WORK TO COMPLETE:
Pull out every line in the data that has the string "this" in it.
--- DATA PROVIDED ---
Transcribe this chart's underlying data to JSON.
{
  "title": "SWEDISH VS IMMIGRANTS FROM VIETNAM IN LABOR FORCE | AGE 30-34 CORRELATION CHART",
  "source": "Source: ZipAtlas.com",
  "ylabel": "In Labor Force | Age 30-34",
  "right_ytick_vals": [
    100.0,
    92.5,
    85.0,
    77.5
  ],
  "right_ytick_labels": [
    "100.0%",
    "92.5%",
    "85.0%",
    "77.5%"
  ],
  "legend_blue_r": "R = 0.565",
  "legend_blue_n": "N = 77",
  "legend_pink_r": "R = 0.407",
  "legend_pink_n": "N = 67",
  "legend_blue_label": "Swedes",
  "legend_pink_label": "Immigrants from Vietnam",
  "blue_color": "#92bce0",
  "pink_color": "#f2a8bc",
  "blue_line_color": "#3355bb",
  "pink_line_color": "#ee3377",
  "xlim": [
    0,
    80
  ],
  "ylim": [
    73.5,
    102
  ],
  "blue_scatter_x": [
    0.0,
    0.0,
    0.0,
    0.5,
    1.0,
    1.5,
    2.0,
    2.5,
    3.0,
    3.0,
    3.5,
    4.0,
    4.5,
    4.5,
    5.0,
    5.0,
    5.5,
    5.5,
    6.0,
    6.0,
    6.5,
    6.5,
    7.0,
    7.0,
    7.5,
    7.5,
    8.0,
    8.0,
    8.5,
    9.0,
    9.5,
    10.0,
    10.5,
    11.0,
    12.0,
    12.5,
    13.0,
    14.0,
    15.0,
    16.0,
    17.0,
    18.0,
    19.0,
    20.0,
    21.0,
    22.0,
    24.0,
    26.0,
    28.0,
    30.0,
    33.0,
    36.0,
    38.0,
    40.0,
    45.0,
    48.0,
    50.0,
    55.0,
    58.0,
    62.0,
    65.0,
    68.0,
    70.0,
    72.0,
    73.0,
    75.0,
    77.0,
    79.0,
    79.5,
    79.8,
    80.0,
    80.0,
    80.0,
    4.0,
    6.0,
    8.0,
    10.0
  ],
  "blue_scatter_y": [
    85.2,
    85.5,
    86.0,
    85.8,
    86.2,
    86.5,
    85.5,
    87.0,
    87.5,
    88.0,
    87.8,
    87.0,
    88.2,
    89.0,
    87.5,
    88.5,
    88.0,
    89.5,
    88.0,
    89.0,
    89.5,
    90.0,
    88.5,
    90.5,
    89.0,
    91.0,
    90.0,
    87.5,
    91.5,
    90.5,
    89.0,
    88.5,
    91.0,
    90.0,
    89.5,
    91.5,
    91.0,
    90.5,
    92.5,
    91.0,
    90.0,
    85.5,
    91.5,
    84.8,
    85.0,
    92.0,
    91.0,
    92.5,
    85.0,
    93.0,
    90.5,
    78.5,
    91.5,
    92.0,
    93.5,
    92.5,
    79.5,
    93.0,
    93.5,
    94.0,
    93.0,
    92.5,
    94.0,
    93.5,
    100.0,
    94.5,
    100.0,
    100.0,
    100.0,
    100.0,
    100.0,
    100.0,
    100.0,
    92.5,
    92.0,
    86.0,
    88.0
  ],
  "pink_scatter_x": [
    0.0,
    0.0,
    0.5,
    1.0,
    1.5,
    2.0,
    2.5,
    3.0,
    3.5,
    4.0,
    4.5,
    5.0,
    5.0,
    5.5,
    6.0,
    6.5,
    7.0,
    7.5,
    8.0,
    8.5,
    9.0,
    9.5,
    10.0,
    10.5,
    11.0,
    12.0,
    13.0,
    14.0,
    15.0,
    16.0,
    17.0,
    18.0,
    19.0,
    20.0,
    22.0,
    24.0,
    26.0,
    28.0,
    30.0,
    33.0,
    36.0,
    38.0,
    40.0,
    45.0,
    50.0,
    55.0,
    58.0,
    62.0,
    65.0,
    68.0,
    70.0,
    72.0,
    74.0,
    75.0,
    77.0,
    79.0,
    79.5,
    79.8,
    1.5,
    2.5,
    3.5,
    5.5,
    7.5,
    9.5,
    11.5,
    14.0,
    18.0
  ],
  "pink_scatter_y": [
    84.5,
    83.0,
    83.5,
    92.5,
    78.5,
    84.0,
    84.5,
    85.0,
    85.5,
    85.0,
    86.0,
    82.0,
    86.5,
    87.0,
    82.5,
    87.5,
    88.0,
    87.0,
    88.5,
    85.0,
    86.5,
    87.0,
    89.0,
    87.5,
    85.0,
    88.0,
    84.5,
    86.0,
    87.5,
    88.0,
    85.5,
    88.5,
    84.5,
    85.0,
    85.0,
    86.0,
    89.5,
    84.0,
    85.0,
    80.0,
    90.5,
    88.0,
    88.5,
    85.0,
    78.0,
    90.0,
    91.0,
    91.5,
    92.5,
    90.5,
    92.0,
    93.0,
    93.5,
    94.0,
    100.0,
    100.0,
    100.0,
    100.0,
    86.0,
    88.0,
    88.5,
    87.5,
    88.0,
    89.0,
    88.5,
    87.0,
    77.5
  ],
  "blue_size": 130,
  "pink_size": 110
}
---
--- DATA PROVIDED ---
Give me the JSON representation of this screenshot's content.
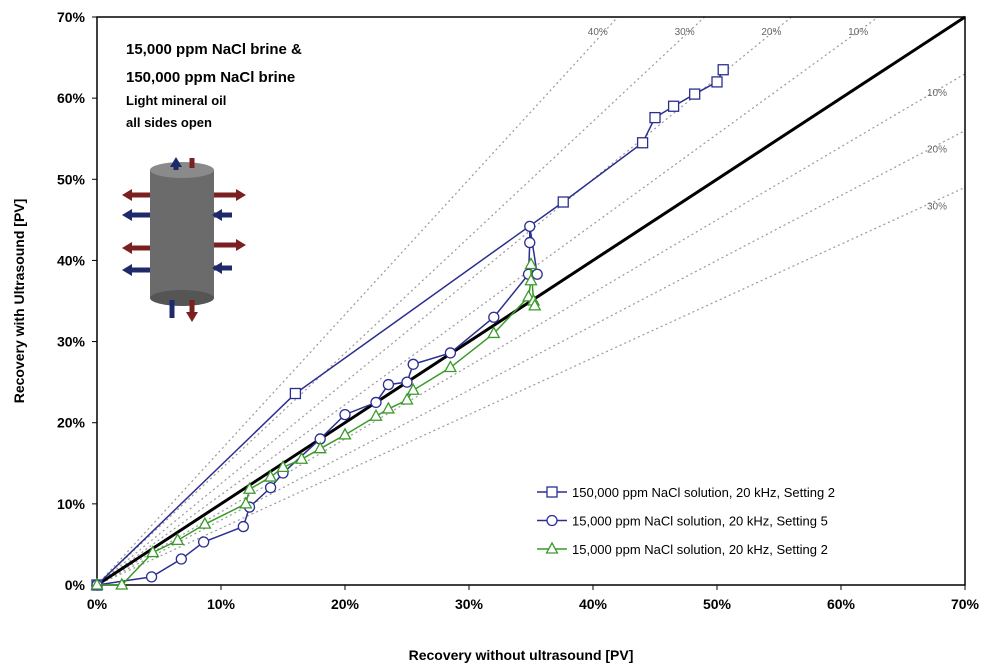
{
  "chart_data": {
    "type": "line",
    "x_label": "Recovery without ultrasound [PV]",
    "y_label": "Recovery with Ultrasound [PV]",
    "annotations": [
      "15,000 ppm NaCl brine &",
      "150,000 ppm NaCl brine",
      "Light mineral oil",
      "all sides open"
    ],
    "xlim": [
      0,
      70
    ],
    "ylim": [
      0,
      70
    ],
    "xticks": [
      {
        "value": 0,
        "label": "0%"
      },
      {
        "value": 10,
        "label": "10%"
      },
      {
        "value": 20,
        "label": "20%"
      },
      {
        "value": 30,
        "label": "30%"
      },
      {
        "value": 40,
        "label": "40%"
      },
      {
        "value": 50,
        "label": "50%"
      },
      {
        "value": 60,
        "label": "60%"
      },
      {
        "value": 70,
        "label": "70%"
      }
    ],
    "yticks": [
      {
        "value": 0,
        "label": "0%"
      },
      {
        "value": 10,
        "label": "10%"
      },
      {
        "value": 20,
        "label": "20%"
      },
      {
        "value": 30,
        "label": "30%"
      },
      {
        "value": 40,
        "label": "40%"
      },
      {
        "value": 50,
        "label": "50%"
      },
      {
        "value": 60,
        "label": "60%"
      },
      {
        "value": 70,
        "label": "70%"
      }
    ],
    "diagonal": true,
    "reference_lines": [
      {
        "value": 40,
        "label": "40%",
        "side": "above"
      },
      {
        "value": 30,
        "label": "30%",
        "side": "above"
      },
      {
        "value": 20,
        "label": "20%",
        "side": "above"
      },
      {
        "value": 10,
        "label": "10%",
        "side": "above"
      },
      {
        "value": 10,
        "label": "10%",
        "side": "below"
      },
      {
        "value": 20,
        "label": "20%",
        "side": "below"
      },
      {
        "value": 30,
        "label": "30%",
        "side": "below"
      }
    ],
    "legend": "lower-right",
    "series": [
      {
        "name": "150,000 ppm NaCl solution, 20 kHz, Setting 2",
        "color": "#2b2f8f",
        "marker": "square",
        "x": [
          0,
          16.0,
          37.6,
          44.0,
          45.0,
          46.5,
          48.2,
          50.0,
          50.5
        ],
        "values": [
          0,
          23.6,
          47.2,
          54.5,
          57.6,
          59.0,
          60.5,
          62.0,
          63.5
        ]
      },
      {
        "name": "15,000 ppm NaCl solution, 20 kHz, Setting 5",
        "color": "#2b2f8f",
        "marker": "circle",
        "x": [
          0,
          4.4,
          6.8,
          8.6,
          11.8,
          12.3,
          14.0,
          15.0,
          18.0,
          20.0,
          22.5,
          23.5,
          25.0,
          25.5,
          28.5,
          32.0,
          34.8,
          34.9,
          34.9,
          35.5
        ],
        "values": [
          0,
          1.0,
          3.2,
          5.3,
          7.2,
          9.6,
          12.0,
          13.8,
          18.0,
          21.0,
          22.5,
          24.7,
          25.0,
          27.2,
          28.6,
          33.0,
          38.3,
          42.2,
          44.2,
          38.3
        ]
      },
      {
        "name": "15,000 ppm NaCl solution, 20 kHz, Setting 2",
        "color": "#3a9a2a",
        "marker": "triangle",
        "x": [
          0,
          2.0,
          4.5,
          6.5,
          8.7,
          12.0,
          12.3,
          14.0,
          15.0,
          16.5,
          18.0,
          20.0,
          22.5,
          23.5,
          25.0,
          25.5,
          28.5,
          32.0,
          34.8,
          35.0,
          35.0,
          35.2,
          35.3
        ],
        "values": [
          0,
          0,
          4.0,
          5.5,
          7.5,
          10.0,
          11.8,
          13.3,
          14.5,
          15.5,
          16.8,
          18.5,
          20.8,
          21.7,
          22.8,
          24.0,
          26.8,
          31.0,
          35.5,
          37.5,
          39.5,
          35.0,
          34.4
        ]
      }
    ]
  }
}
---
EXERCISE RESULT:
Transcribe this chart's underlying data to JSON.
Give me the JSON representation of this screenshot's content.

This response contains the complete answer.